>> BEGIN

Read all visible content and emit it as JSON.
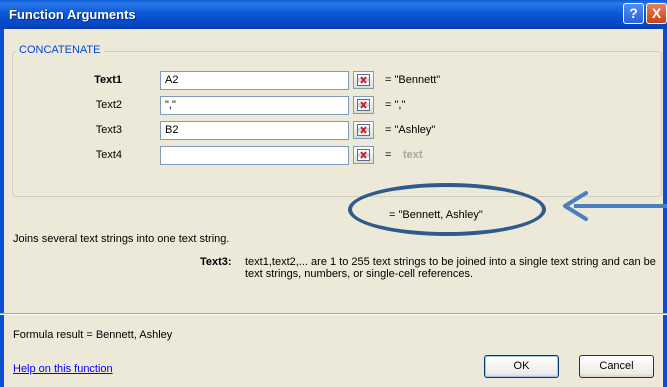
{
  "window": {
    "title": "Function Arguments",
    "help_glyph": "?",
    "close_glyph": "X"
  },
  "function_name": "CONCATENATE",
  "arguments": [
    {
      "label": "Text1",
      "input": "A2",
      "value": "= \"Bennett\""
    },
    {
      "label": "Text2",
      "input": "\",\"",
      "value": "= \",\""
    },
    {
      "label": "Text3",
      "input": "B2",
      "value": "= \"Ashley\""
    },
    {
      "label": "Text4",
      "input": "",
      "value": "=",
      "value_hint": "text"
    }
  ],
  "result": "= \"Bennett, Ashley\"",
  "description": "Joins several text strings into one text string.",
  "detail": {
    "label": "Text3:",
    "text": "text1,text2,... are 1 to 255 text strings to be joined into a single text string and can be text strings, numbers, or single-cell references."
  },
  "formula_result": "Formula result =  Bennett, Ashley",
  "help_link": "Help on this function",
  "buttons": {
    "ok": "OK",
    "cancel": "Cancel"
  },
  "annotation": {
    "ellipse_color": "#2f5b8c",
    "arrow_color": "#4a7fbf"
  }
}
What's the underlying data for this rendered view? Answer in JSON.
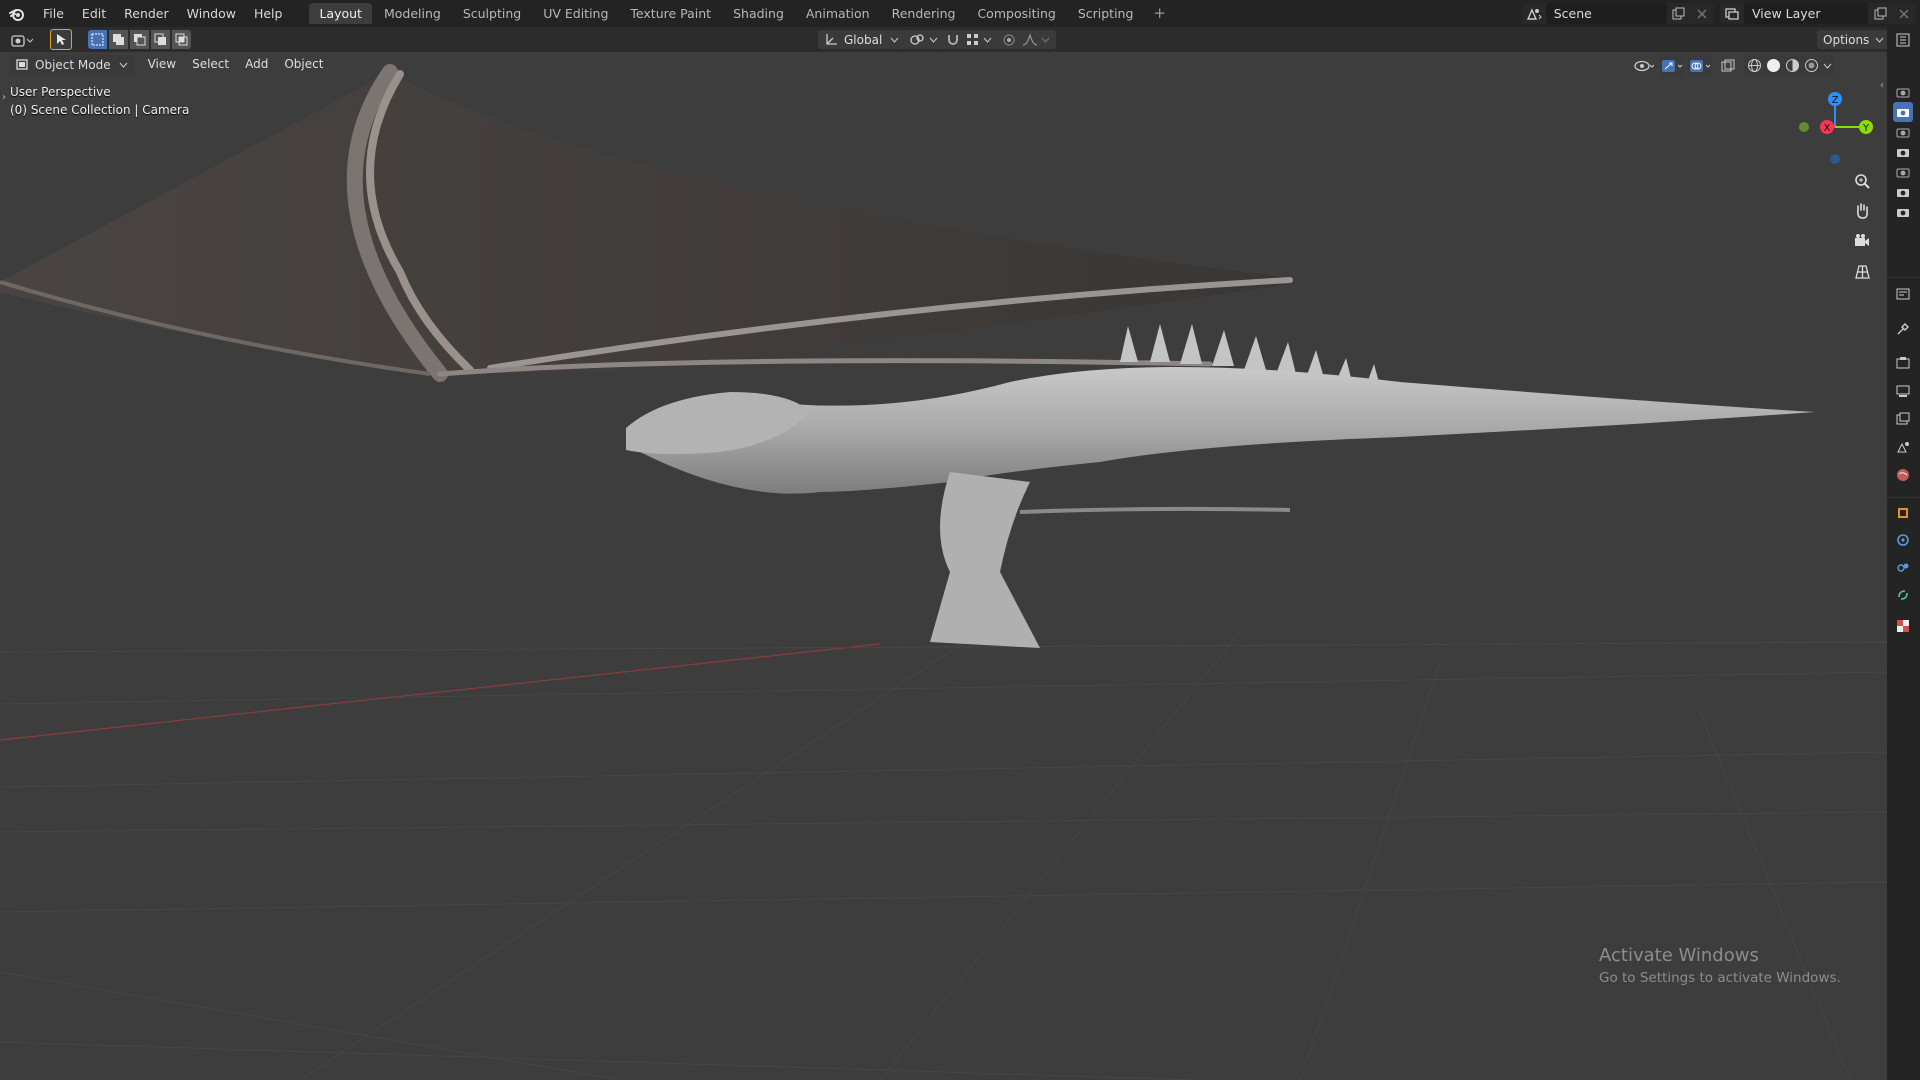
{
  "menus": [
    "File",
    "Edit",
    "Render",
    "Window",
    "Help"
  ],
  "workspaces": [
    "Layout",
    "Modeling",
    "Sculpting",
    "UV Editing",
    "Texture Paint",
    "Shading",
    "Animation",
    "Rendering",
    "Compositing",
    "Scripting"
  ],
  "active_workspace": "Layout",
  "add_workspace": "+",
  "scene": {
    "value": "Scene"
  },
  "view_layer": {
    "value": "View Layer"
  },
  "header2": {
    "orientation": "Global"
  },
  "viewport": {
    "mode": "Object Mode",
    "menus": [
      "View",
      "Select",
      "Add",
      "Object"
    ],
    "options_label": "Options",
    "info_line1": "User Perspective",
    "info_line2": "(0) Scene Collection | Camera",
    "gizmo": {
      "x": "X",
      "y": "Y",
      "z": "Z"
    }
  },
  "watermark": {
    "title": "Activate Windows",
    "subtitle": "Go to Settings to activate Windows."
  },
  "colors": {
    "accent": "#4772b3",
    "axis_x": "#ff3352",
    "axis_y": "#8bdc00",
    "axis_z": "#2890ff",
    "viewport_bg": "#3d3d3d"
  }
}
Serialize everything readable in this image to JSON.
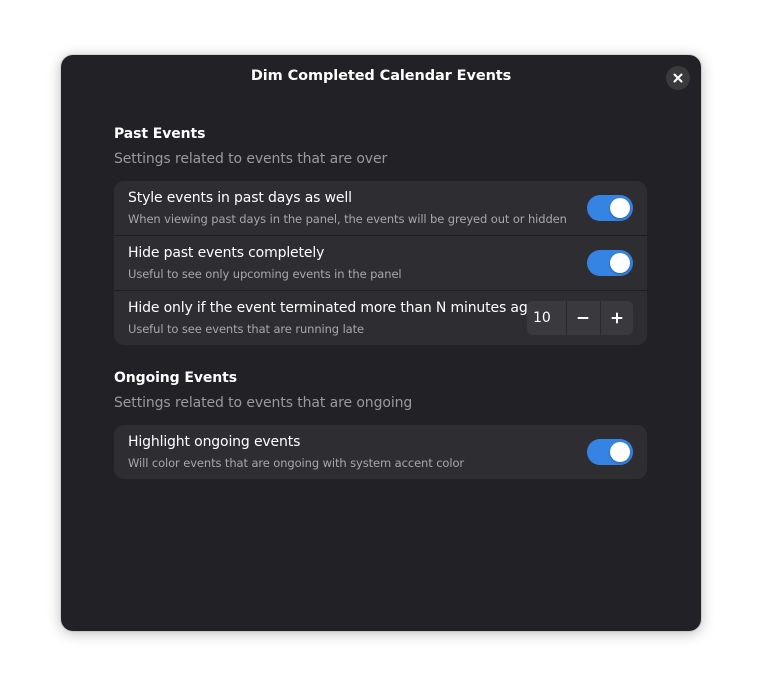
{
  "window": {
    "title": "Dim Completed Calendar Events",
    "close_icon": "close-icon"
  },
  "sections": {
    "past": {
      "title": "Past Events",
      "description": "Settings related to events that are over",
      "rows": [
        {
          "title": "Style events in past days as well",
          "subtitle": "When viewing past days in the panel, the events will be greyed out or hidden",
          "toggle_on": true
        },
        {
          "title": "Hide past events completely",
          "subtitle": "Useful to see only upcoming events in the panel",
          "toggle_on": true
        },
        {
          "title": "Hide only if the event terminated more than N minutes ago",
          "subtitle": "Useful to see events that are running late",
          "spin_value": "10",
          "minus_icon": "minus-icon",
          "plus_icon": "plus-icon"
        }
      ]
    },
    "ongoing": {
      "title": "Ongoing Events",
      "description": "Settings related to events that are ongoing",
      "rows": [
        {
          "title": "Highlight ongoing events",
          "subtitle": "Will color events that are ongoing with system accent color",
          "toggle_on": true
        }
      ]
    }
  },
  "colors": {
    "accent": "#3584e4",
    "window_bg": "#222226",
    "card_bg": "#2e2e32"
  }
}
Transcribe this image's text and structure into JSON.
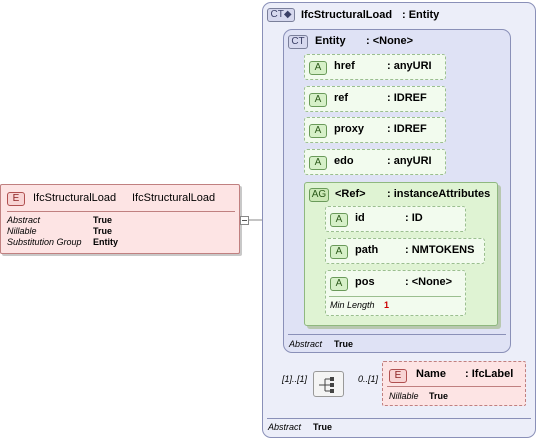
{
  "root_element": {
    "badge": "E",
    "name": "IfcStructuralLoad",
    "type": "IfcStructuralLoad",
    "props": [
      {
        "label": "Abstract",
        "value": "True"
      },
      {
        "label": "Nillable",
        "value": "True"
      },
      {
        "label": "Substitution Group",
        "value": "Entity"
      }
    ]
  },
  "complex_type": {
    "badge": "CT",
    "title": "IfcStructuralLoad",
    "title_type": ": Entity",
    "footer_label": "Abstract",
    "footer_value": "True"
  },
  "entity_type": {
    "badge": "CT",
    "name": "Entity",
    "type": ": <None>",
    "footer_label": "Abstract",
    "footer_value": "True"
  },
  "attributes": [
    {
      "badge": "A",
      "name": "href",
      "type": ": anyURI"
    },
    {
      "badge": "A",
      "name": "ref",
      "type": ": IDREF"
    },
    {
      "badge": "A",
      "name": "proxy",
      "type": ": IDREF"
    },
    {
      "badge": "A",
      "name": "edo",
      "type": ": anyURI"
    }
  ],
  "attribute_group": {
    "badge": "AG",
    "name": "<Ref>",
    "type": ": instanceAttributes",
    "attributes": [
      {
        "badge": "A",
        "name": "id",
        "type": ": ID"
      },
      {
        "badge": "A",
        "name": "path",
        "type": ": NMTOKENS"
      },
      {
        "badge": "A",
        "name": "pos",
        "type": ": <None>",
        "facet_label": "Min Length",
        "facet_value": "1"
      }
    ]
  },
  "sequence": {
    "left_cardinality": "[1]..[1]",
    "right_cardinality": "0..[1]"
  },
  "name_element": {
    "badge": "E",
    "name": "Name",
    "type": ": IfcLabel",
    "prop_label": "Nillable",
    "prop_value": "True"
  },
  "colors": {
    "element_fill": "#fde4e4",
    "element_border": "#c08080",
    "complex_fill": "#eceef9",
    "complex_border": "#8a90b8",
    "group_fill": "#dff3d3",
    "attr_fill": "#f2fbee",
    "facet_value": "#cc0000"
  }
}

>> END

**TASK:** Your task is to reproduce all of the material exactly. The pictures stay out.

**PROBLEM SOLUTION:**
Read all visible content and emit it as JSON.
{
  "window": {
    "title": "Function Arguments",
    "help_glyph": "?",
    "close_glyph": "X"
  },
  "function_name": "CONCATENATE",
  "arguments": [
    {
      "label": "Text1",
      "input": "A2",
      "value": "= \"Bennett\""
    },
    {
      "label": "Text2",
      "input": "\",\"",
      "value": "= \",\""
    },
    {
      "label": "Text3",
      "input": "B2",
      "value": "= \"Ashley\""
    },
    {
      "label": "Text4",
      "input": "",
      "value": "=",
      "value_hint": "text"
    }
  ],
  "result": "= \"Bennett, Ashley\"",
  "description": "Joins several text strings into one text string.",
  "detail": {
    "label": "Text3:",
    "text": "text1,text2,... are 1 to 255 text strings to be joined into a single text string and can be text strings, numbers, or single-cell references."
  },
  "formula_result": "Formula result =  Bennett, Ashley",
  "help_link": "Help on this function",
  "buttons": {
    "ok": "OK",
    "cancel": "Cancel"
  },
  "annotation": {
    "ellipse_color": "#2f5b8c",
    "arrow_color": "#4a7fbf"
  }
}
What's the underlying data for this rendered view? Answer in JSON.
{
  "menus": [
    "File",
    "Edit",
    "Render",
    "Window",
    "Help"
  ],
  "workspaces": [
    "Layout",
    "Modeling",
    "Sculpting",
    "UV Editing",
    "Texture Paint",
    "Shading",
    "Animation",
    "Rendering",
    "Compositing",
    "Scripting"
  ],
  "active_workspace": "Layout",
  "add_workspace": "+",
  "scene": {
    "value": "Scene"
  },
  "view_layer": {
    "value": "View Layer"
  },
  "header2": {
    "orientation": "Global"
  },
  "viewport": {
    "mode": "Object Mode",
    "menus": [
      "View",
      "Select",
      "Add",
      "Object"
    ],
    "options_label": "Options",
    "info_line1": "User Perspective",
    "info_line2": "(0) Scene Collection | Camera",
    "gizmo": {
      "x": "X",
      "y": "Y",
      "z": "Z"
    }
  },
  "watermark": {
    "title": "Activate Windows",
    "subtitle": "Go to Settings to activate Windows."
  },
  "colors": {
    "accent": "#4772b3",
    "axis_x": "#ff3352",
    "axis_y": "#8bdc00",
    "axis_z": "#2890ff",
    "viewport_bg": "#3d3d3d"
  }
}
Serialize everything readable in this image to JSON.
{
  "window": {
    "title": "Dim Completed Calendar Events",
    "close_icon": "close-icon"
  },
  "sections": {
    "past": {
      "title": "Past Events",
      "description": "Settings related to events that are over",
      "rows": [
        {
          "title": "Style events in past days as well",
          "subtitle": "When viewing past days in the panel, the events will be greyed out or hidden",
          "toggle_on": true
        },
        {
          "title": "Hide past events completely",
          "subtitle": "Useful to see only upcoming events in the panel",
          "toggle_on": true
        },
        {
          "title": "Hide only if the event terminated more than N minutes ago",
          "subtitle": "Useful to see events that are running late",
          "spin_value": "10",
          "minus_icon": "minus-icon",
          "plus_icon": "plus-icon"
        }
      ]
    },
    "ongoing": {
      "title": "Ongoing Events",
      "description": "Settings related to events that are ongoing",
      "rows": [
        {
          "title": "Highlight ongoing events",
          "subtitle": "Will color events that are ongoing with system accent color",
          "toggle_on": true
        }
      ]
    }
  },
  "colors": {
    "accent": "#3584e4",
    "window_bg": "#222226",
    "card_bg": "#2e2e32"
  }
}
Transcribe this image's text and structure into JSON.
{
  "root_element": {
    "badge": "E",
    "name": "IfcStructuralLoad",
    "type": "IfcStructuralLoad",
    "props": [
      {
        "label": "Abstract",
        "value": "True"
      },
      {
        "label": "Nillable",
        "value": "True"
      },
      {
        "label": "Substitution Group",
        "value": "Entity"
      }
    ]
  },
  "complex_type": {
    "badge": "CT",
    "title": "IfcStructuralLoad",
    "title_type": ": Entity",
    "footer_label": "Abstract",
    "footer_value": "True"
  },
  "entity_type": {
    "badge": "CT",
    "name": "Entity",
    "type": ": <None>",
    "footer_label": "Abstract",
    "footer_value": "True"
  },
  "attributes": [
    {
      "badge": "A",
      "name": "href",
      "type": ": anyURI"
    },
    {
      "badge": "A",
      "name": "ref",
      "type": ": IDREF"
    },
    {
      "badge": "A",
      "name": "proxy",
      "type": ": IDREF"
    },
    {
      "badge": "A",
      "name": "edo",
      "type": ": anyURI"
    }
  ],
  "attribute_group": {
    "badge": "AG",
    "name": "<Ref>",
    "type": ": instanceAttributes",
    "attributes": [
      {
        "badge": "A",
        "name": "id",
        "type": ": ID"
      },
      {
        "badge": "A",
        "name": "path",
        "type": ": NMTOKENS"
      },
      {
        "badge": "A",
        "name": "pos",
        "type": ": <None>",
        "facet_label": "Min Length",
        "facet_value": "1"
      }
    ]
  },
  "sequence": {
    "left_cardinality": "[1]..[1]",
    "right_cardinality": "0..[1]"
  },
  "name_element": {
    "badge": "E",
    "name": "Name",
    "type": ": IfcLabel",
    "prop_label": "Nillable",
    "prop_value": "True"
  },
  "colors": {
    "element_fill": "#fde4e4",
    "element_border": "#c08080",
    "complex_fill": "#eceef9",
    "complex_border": "#8a90b8",
    "group_fill": "#dff3d3",
    "attr_fill": "#f2fbee",
    "facet_value": "#cc0000"
  }
}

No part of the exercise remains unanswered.